▶ Do this
Repeat each entry as written, dropping any picture you find.

▶ Exercise material
= = = = = = =

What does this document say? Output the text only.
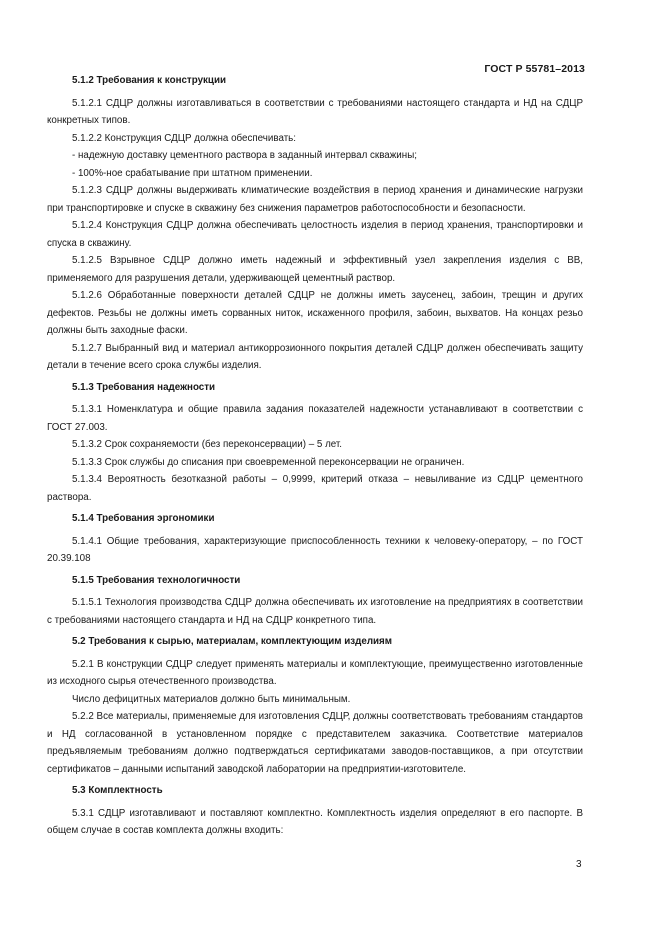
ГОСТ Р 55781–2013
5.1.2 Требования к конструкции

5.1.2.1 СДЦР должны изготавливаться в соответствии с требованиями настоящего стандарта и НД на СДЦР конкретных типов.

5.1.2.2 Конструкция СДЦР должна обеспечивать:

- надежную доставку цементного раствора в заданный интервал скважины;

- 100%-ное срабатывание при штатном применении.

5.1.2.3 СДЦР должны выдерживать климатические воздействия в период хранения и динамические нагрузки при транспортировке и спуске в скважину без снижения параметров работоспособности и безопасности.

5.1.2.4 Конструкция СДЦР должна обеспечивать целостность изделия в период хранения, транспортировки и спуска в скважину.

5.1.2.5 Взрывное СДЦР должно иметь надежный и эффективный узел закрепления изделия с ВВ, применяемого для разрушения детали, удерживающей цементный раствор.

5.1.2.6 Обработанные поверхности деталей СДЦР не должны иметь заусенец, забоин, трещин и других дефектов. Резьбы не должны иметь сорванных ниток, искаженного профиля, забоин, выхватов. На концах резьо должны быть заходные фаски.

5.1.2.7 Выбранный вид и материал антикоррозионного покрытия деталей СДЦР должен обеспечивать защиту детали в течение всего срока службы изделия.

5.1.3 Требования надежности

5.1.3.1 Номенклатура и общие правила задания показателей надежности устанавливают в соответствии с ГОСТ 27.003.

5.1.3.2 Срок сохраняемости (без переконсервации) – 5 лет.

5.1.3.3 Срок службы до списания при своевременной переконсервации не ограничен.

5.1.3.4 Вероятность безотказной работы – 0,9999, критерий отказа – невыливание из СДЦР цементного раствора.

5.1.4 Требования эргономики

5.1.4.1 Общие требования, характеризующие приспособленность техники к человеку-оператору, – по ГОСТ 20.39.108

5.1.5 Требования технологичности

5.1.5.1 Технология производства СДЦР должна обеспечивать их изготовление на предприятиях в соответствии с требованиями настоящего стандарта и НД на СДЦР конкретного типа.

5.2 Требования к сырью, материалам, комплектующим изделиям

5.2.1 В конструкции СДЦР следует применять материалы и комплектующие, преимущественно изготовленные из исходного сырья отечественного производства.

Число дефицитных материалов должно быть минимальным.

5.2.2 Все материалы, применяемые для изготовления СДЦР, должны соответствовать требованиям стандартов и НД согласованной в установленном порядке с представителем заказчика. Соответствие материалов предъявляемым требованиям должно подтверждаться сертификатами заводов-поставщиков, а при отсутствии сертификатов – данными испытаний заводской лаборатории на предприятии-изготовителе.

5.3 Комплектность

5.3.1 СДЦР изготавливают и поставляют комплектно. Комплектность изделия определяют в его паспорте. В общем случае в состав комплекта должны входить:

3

= = = = = = =

▶ Result of this exercise
What does this document say? Output the text only.
ГОСТ Р 55781–2013
5.1.2 Требования к конструкции

5.1.2.1 СДЦР должны изготавливаться в соответствии с требованиями настоящего стандарта и НД на СДЦР конкретных типов.

5.1.2.2 Конструкция СДЦР должна обеспечивать:

- надежную доставку цементного раствора в заданный интервал скважины;

- 100%-ное срабатывание при штатном применении.

5.1.2.3 СДЦР должны выдерживать климатические воздействия в период хранения и динамические нагрузки при транспортировке и спуске в скважину без снижения параметров работоспособности и безопасности.

5.1.2.4 Конструкция СДЦР должна обеспечивать целостность изделия в период хранения, транспортировки и спуска в скважину.

5.1.2.5 Взрывное СДЦР должно иметь надежный и эффективный узел закрепления изделия с ВВ, применяемого для разрушения детали, удерживающей цементный раствор.

5.1.2.6 Обработанные поверхности деталей СДЦР не должны иметь заусенец, забоин, трещин и других дефектов. Резьбы не должны иметь сорванных ниток, искаженного профиля, забоин, выхватов. На концах резьо должны быть заходные фаски.

5.1.2.7 Выбранный вид и материал антикоррозионного покрытия деталей СДЦР должен обеспечивать защиту детали в течение всего срока службы изделия.

5.1.3 Требования надежности

5.1.3.1 Номенклатура и общие правила задания показателей надежности устанавливают в соответствии с ГОСТ 27.003.

5.1.3.2 Срок сохраняемости (без переконсервации) – 5 лет.

5.1.3.3 Срок службы до списания при своевременной переконсервации не ограничен.

5.1.3.4 Вероятность безотказной работы – 0,9999, критерий отказа – невыливание из СДЦР цементного раствора.

5.1.4 Требования эргономики

5.1.4.1 Общие требования, характеризующие приспособленность техники к человеку-оператору, – по ГОСТ 20.39.108

5.1.5 Требования технологичности

5.1.5.1 Технология производства СДЦР должна обеспечивать их изготовление на предприятиях в соответствии с требованиями настоящего стандарта и НД на СДЦР конкретного типа.

5.2 Требования к сырью, материалам, комплектующим изделиям

5.2.1 В конструкции СДЦР следует применять материалы и комплектующие, преимущественно изготовленные из исходного сырья отечественного производства.

Число дефицитных материалов должно быть минимальным.

5.2.2 Все материалы, применяемые для изготовления СДЦР, должны соответствовать требованиям стандартов и НД согласованной в установленном порядке с представителем заказчика. Соответствие материалов предъявляемым требованиям должно подтверждаться сертификатами заводов-поставщиков, а при отсутствии сертификатов – данными испытаний заводской лаборатории на предприятии-изготовителе.

5.3 Комплектность

5.3.1 СДЦР изготавливают и поставляют комплектно. Комплектность изделия определяют в его паспорте. В общем случае в состав комплекта должны входить:

3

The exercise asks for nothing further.